__What to produce__. Go through the data below and copy it exactly, skipping every picture.

[Data items]

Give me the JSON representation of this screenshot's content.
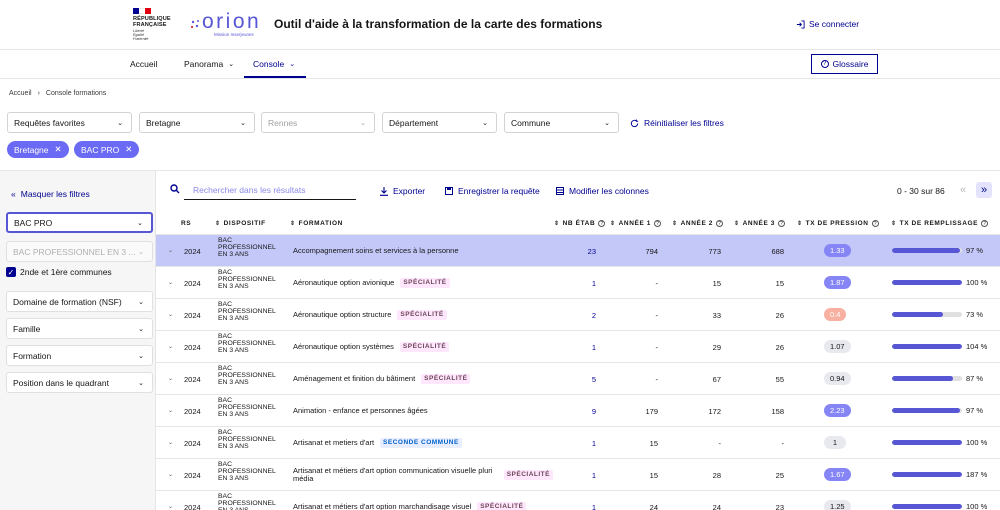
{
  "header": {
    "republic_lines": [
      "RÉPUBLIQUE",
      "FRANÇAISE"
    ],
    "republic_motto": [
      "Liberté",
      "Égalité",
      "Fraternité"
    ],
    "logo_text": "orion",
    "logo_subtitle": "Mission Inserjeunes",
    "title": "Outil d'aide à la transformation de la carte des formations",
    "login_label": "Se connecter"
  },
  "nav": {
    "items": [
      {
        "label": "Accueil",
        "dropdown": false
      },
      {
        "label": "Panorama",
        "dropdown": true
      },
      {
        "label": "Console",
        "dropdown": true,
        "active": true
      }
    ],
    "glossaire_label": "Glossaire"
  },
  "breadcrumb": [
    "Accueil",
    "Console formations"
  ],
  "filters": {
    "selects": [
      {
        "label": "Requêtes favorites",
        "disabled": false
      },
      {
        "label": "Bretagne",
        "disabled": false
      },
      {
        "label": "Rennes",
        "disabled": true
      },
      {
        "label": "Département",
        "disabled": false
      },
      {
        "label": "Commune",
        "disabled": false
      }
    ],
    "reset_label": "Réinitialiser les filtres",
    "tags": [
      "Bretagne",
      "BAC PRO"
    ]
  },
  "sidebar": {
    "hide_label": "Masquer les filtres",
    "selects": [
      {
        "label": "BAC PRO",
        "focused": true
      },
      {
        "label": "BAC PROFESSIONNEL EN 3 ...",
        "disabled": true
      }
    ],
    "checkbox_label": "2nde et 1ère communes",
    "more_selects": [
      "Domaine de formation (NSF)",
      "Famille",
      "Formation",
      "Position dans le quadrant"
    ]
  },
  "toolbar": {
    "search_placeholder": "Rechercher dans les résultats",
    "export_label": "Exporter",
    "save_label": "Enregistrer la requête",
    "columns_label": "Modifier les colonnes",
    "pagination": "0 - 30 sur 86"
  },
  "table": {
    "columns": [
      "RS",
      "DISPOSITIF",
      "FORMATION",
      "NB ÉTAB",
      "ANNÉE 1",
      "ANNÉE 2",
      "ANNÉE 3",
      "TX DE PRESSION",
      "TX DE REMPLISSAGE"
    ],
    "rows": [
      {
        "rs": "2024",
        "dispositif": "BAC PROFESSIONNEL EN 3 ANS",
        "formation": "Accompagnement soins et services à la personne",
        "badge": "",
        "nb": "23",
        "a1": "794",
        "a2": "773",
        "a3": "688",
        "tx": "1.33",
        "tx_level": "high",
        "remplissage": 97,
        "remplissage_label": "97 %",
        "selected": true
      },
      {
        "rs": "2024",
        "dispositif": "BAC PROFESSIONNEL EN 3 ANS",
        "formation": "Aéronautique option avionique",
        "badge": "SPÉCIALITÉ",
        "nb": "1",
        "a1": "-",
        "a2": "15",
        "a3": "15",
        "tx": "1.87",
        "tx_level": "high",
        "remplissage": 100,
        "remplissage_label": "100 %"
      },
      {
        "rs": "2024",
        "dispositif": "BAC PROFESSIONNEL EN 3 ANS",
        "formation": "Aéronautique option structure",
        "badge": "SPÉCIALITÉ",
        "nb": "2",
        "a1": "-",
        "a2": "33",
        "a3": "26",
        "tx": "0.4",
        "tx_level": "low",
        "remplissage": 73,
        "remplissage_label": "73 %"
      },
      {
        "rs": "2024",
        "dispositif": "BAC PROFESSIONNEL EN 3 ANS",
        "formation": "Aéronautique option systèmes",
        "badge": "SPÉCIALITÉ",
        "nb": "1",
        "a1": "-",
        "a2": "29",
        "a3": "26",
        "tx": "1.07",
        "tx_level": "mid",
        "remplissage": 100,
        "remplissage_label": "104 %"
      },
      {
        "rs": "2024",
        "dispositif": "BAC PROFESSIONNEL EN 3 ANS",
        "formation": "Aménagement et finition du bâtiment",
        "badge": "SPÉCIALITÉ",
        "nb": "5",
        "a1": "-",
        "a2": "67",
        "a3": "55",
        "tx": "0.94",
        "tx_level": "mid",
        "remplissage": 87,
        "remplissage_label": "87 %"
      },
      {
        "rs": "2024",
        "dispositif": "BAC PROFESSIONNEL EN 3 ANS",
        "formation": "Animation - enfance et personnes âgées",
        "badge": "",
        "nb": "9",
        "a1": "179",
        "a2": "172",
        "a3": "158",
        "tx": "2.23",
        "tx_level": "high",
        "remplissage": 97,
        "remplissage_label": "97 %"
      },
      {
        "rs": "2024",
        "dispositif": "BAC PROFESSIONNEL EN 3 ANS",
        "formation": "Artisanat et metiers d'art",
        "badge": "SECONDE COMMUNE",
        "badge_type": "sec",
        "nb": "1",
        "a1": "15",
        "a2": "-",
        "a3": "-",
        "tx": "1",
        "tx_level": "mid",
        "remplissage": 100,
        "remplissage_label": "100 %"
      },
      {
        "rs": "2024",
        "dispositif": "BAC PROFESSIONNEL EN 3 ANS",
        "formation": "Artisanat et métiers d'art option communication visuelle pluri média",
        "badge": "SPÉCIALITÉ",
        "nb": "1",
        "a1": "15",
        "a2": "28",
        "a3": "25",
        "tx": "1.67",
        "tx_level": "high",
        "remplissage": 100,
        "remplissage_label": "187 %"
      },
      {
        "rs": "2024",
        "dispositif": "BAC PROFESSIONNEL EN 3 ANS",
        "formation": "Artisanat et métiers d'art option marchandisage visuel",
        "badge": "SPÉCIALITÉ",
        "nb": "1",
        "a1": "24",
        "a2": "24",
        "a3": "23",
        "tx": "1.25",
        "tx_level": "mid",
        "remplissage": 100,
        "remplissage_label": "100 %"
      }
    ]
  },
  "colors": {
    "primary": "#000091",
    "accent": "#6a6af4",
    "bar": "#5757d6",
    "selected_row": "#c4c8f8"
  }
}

__Response below__.
Give me the JSON representation of this screenshot's content.
{
  "header": {
    "republic_lines": [
      "RÉPUBLIQUE",
      "FRANÇAISE"
    ],
    "republic_motto": [
      "Liberté",
      "Égalité",
      "Fraternité"
    ],
    "logo_text": "orion",
    "logo_subtitle": "Mission Inserjeunes",
    "title": "Outil d'aide à la transformation de la carte des formations",
    "login_label": "Se connecter"
  },
  "nav": {
    "items": [
      {
        "label": "Accueil",
        "dropdown": false
      },
      {
        "label": "Panorama",
        "dropdown": true
      },
      {
        "label": "Console",
        "dropdown": true,
        "active": true
      }
    ],
    "glossaire_label": "Glossaire"
  },
  "breadcrumb": [
    "Accueil",
    "Console formations"
  ],
  "filters": {
    "selects": [
      {
        "label": "Requêtes favorites",
        "disabled": false
      },
      {
        "label": "Bretagne",
        "disabled": false
      },
      {
        "label": "Rennes",
        "disabled": true
      },
      {
        "label": "Département",
        "disabled": false
      },
      {
        "label": "Commune",
        "disabled": false
      }
    ],
    "reset_label": "Réinitialiser les filtres",
    "tags": [
      "Bretagne",
      "BAC PRO"
    ]
  },
  "sidebar": {
    "hide_label": "Masquer les filtres",
    "selects": [
      {
        "label": "BAC PRO",
        "focused": true
      },
      {
        "label": "BAC PROFESSIONNEL EN 3 ...",
        "disabled": true
      }
    ],
    "checkbox_label": "2nde et 1ère communes",
    "more_selects": [
      "Domaine de formation (NSF)",
      "Famille",
      "Formation",
      "Position dans le quadrant"
    ]
  },
  "toolbar": {
    "search_placeholder": "Rechercher dans les résultats",
    "export_label": "Exporter",
    "save_label": "Enregistrer la requête",
    "columns_label": "Modifier les colonnes",
    "pagination": "0 - 30 sur 86"
  },
  "table": {
    "columns": [
      "RS",
      "DISPOSITIF",
      "FORMATION",
      "NB ÉTAB",
      "ANNÉE 1",
      "ANNÉE 2",
      "ANNÉE 3",
      "TX DE PRESSION",
      "TX DE REMPLISSAGE"
    ],
    "rows": [
      {
        "rs": "2024",
        "dispositif": "BAC PROFESSIONNEL EN 3 ANS",
        "formation": "Accompagnement soins et services à la personne",
        "badge": "",
        "nb": "23",
        "a1": "794",
        "a2": "773",
        "a3": "688",
        "tx": "1.33",
        "tx_level": "high",
        "remplissage": 97,
        "remplissage_label": "97 %",
        "selected": true
      },
      {
        "rs": "2024",
        "dispositif": "BAC PROFESSIONNEL EN 3 ANS",
        "formation": "Aéronautique option avionique",
        "badge": "SPÉCIALITÉ",
        "nb": "1",
        "a1": "-",
        "a2": "15",
        "a3": "15",
        "tx": "1.87",
        "tx_level": "high",
        "remplissage": 100,
        "remplissage_label": "100 %"
      },
      {
        "rs": "2024",
        "dispositif": "BAC PROFESSIONNEL EN 3 ANS",
        "formation": "Aéronautique option structure",
        "badge": "SPÉCIALITÉ",
        "nb": "2",
        "a1": "-",
        "a2": "33",
        "a3": "26",
        "tx": "0.4",
        "tx_level": "low",
        "remplissage": 73,
        "remplissage_label": "73 %"
      },
      {
        "rs": "2024",
        "dispositif": "BAC PROFESSIONNEL EN 3 ANS",
        "formation": "Aéronautique option systèmes",
        "badge": "SPÉCIALITÉ",
        "nb": "1",
        "a1": "-",
        "a2": "29",
        "a3": "26",
        "tx": "1.07",
        "tx_level": "mid",
        "remplissage": 100,
        "remplissage_label": "104 %"
      },
      {
        "rs": "2024",
        "dispositif": "BAC PROFESSIONNEL EN 3 ANS",
        "formation": "Aménagement et finition du bâtiment",
        "badge": "SPÉCIALITÉ",
        "nb": "5",
        "a1": "-",
        "a2": "67",
        "a3": "55",
        "tx": "0.94",
        "tx_level": "mid",
        "remplissage": 87,
        "remplissage_label": "87 %"
      },
      {
        "rs": "2024",
        "dispositif": "BAC PROFESSIONNEL EN 3 ANS",
        "formation": "Animation - enfance et personnes âgées",
        "badge": "",
        "nb": "9",
        "a1": "179",
        "a2": "172",
        "a3": "158",
        "tx": "2.23",
        "tx_level": "high",
        "remplissage": 97,
        "remplissage_label": "97 %"
      },
      {
        "rs": "2024",
        "dispositif": "BAC PROFESSIONNEL EN 3 ANS",
        "formation": "Artisanat et metiers d'art",
        "badge": "SECONDE COMMUNE",
        "badge_type": "sec",
        "nb": "1",
        "a1": "15",
        "a2": "-",
        "a3": "-",
        "tx": "1",
        "tx_level": "mid",
        "remplissage": 100,
        "remplissage_label": "100 %"
      },
      {
        "rs": "2024",
        "dispositif": "BAC PROFESSIONNEL EN 3 ANS",
        "formation": "Artisanat et métiers d'art option communication visuelle pluri média",
        "badge": "SPÉCIALITÉ",
        "nb": "1",
        "a1": "15",
        "a2": "28",
        "a3": "25",
        "tx": "1.67",
        "tx_level": "high",
        "remplissage": 100,
        "remplissage_label": "187 %"
      },
      {
        "rs": "2024",
        "dispositif": "BAC PROFESSIONNEL EN 3 ANS",
        "formation": "Artisanat et métiers d'art option marchandisage visuel",
        "badge": "SPÉCIALITÉ",
        "nb": "1",
        "a1": "24",
        "a2": "24",
        "a3": "23",
        "tx": "1.25",
        "tx_level": "mid",
        "remplissage": 100,
        "remplissage_label": "100 %"
      }
    ]
  },
  "colors": {
    "primary": "#000091",
    "accent": "#6a6af4",
    "bar": "#5757d6",
    "selected_row": "#c4c8f8"
  }
}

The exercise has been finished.